[Items from a figure collection]
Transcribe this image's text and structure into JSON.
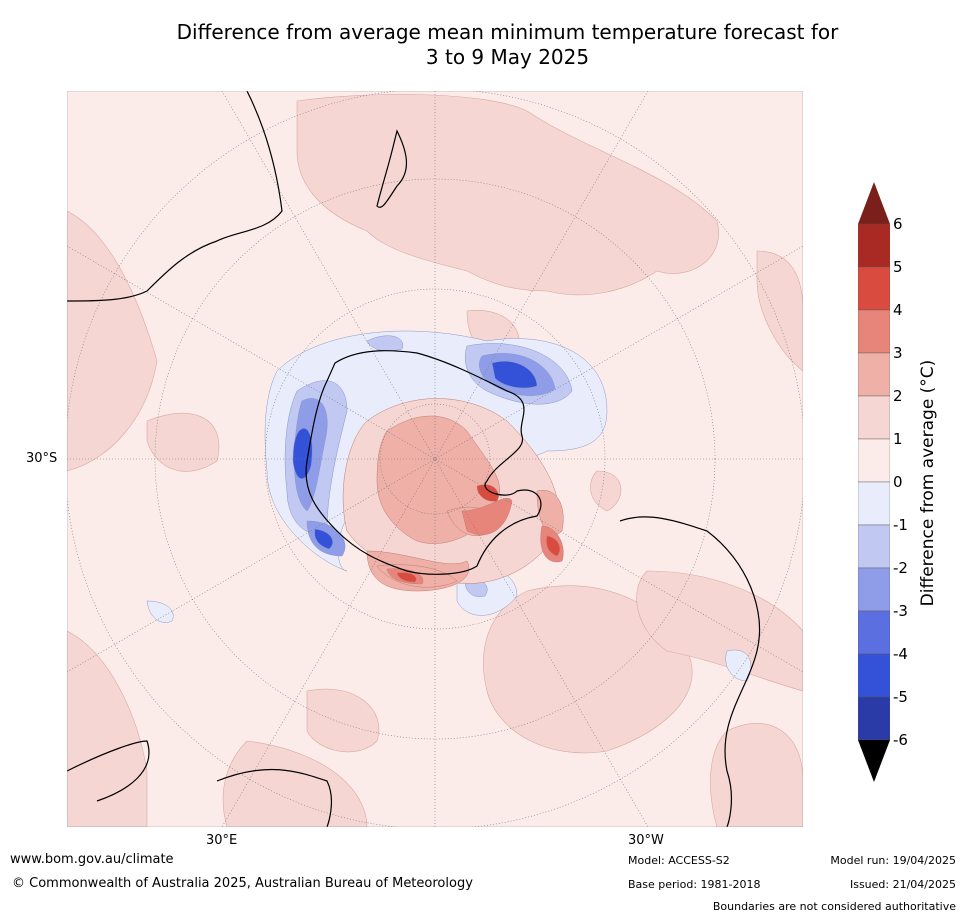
{
  "title": {
    "line1": "Difference from average mean minimum temperature forecast for",
    "line2": "3 to 9 May 2025"
  },
  "map": {
    "projection": "south-polar-stereographic",
    "lat_labels": {
      "left": "30°S"
    },
    "lon_labels": {
      "bottom_left": "30°E",
      "bottom_right": "30°W"
    }
  },
  "colorbar": {
    "title": "Difference from average (°C)",
    "ticks": [
      "6",
      "5",
      "4",
      "3",
      "2",
      "1",
      "0",
      "-1",
      "-2",
      "-3",
      "-4",
      "-5",
      "-6"
    ],
    "colors": {
      "above_6": "#7a1f19",
      "5_6": "#a82a22",
      "4_5": "#d94b3f",
      "3_4": "#e8857b",
      "2_3": "#efb0a8",
      "1_2": "#f5d6d3",
      "0_1": "#fbecea",
      "-1_0": "#e9ecfb",
      "-2_-1": "#c1c8f2",
      "-3_-2": "#8f9ce8",
      "-4_-3": "#5b6fe0",
      "-5_-4": "#3452d8",
      "-6_-5": "#2a3ba8",
      "below_-6": "#1f2a7a"
    }
  },
  "footer": {
    "website": "www.bom.gov.au/climate",
    "copyright": "© Commonwealth of Australia 2025, Australian Bureau of Meteorology",
    "model": "Model: ACCESS-S2",
    "base_period": "Base period: 1981-2018",
    "model_run": "Model run: 19/04/2025",
    "issued": "Issued: 21/04/2025",
    "disclaimer": "Boundaries are not considered authoritative"
  }
}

» **Your goal**
Leave the pictures out and reproduce each record exactly as written.

» **Exercise result**
Transcribe this image's text and structure into JSON.
{
  "title": {
    "line1": "Difference from average mean minimum temperature forecast for",
    "line2": "3 to 9 May 2025"
  },
  "map": {
    "projection": "south-polar-stereographic",
    "lat_labels": {
      "left": "30°S"
    },
    "lon_labels": {
      "bottom_left": "30°E",
      "bottom_right": "30°W"
    }
  },
  "colorbar": {
    "title": "Difference from average (°C)",
    "ticks": [
      "6",
      "5",
      "4",
      "3",
      "2",
      "1",
      "0",
      "-1",
      "-2",
      "-3",
      "-4",
      "-5",
      "-6"
    ],
    "colors": {
      "above_6": "#7a1f19",
      "5_6": "#a82a22",
      "4_5": "#d94b3f",
      "3_4": "#e8857b",
      "2_3": "#efb0a8",
      "1_2": "#f5d6d3",
      "0_1": "#fbecea",
      "-1_0": "#e9ecfb",
      "-2_-1": "#c1c8f2",
      "-3_-2": "#8f9ce8",
      "-4_-3": "#5b6fe0",
      "-5_-4": "#3452d8",
      "-6_-5": "#2a3ba8",
      "below_-6": "#1f2a7a"
    }
  },
  "footer": {
    "website": "www.bom.gov.au/climate",
    "copyright": "© Commonwealth of Australia 2025, Australian Bureau of Meteorology",
    "model": "Model: ACCESS-S2",
    "base_period": "Base period: 1981-2018",
    "model_run": "Model run: 19/04/2025",
    "issued": "Issued: 21/04/2025",
    "disclaimer": "Boundaries are not considered authoritative"
  }
}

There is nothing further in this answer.